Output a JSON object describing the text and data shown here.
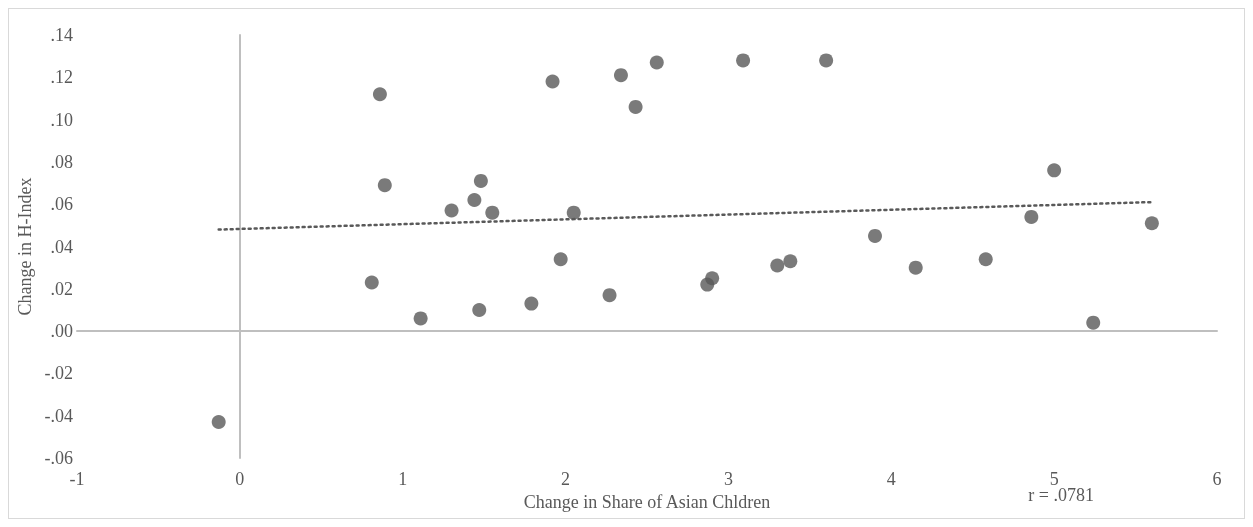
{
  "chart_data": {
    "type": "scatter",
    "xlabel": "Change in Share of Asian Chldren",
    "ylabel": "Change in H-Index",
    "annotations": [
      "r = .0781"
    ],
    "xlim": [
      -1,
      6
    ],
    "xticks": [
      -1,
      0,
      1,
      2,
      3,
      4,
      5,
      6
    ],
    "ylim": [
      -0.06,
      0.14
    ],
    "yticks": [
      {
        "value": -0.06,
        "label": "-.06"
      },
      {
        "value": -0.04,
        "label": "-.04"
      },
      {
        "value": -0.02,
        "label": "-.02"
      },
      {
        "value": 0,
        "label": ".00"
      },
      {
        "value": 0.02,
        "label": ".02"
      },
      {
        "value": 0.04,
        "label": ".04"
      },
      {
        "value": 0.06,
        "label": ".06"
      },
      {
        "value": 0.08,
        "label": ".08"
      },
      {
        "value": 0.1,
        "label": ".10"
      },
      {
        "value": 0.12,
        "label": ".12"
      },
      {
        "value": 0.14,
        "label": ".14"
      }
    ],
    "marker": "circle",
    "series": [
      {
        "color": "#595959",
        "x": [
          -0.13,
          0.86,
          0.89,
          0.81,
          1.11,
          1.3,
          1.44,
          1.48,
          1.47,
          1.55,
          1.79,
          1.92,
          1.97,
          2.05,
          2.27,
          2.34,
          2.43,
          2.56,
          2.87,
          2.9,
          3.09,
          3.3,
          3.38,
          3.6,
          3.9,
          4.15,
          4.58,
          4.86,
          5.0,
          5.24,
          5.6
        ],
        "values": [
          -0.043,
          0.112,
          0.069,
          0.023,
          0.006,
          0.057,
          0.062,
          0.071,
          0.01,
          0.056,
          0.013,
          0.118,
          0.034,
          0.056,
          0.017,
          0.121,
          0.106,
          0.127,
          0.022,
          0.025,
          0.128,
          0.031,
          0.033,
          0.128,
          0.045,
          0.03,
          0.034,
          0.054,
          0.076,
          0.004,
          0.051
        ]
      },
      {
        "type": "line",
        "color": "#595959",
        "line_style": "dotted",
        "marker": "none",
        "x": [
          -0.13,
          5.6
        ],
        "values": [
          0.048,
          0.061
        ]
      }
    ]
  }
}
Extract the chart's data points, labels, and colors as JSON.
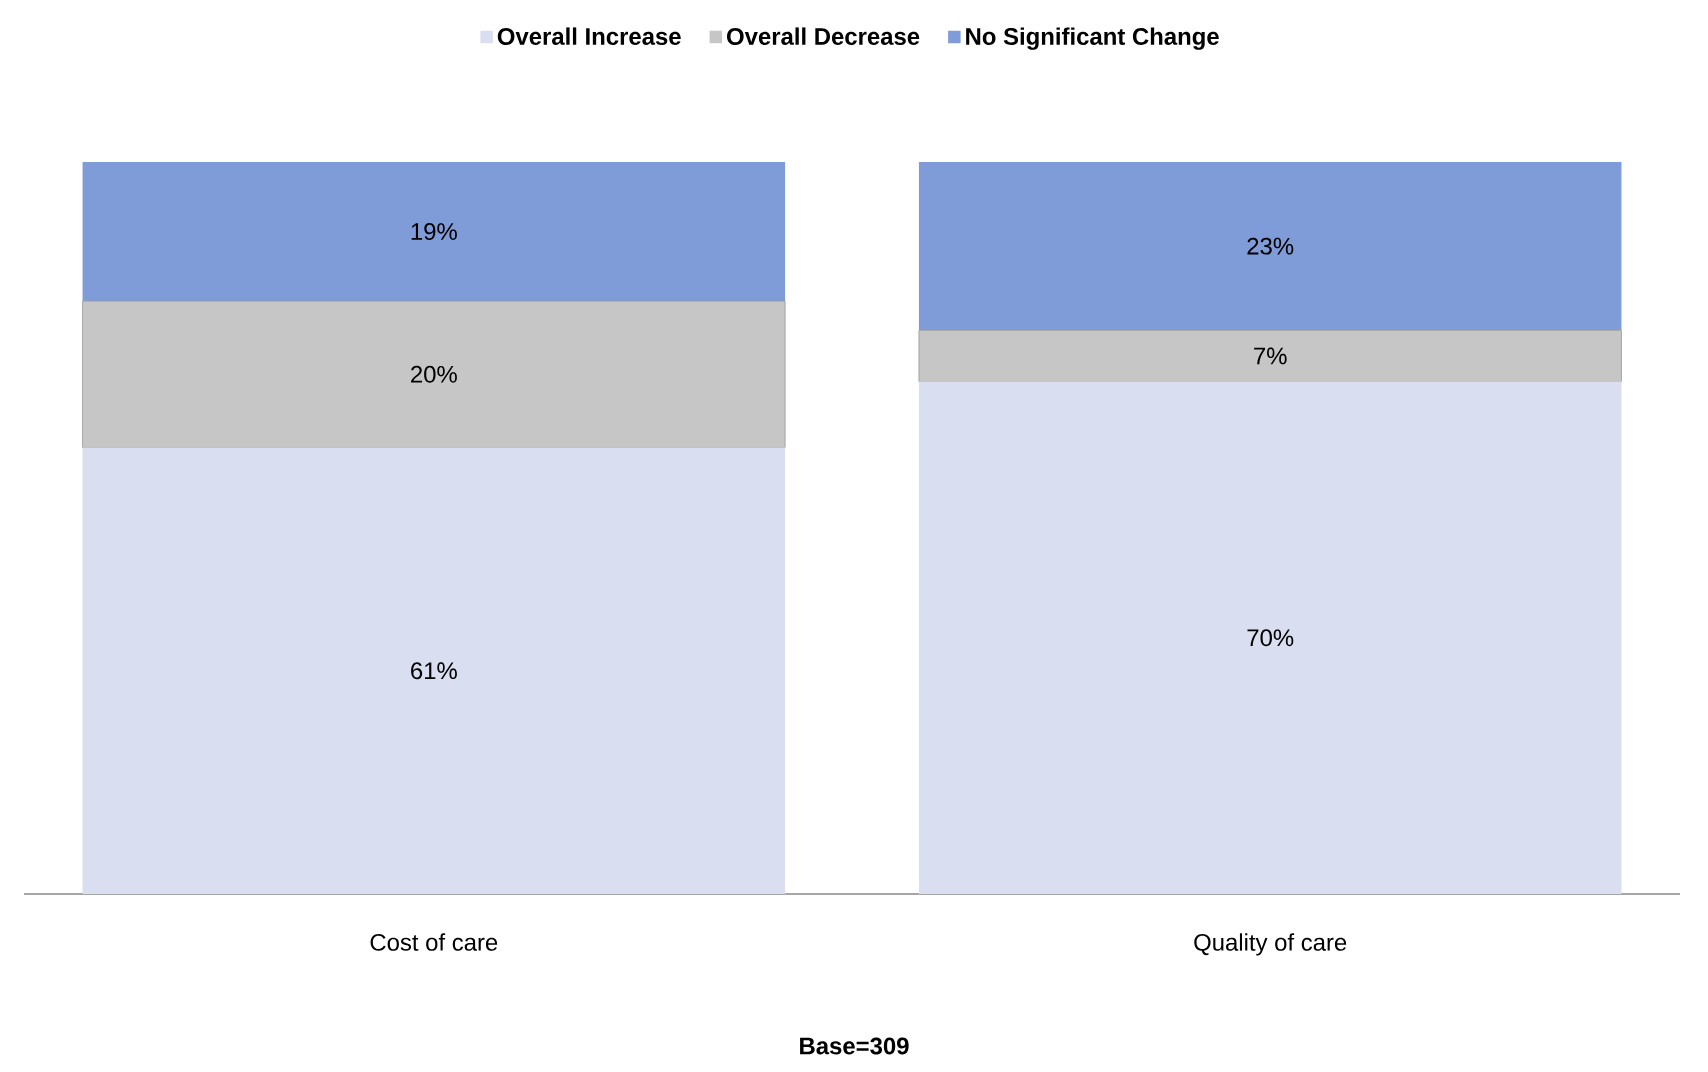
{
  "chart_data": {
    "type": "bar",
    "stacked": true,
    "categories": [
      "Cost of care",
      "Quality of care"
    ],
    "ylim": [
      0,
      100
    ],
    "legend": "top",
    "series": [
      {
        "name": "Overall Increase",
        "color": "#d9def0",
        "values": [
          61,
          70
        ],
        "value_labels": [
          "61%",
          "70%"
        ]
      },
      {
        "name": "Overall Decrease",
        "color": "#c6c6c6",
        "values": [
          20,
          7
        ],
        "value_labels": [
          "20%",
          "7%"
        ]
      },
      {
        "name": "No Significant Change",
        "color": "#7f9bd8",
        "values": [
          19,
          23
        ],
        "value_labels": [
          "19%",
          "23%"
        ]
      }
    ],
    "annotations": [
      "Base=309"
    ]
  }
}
______
## WRITTEN EXERCISE
Report the count of lines in the entries that contain the string "JSON", and nothing besides it.

## RIGHT ANSWER
2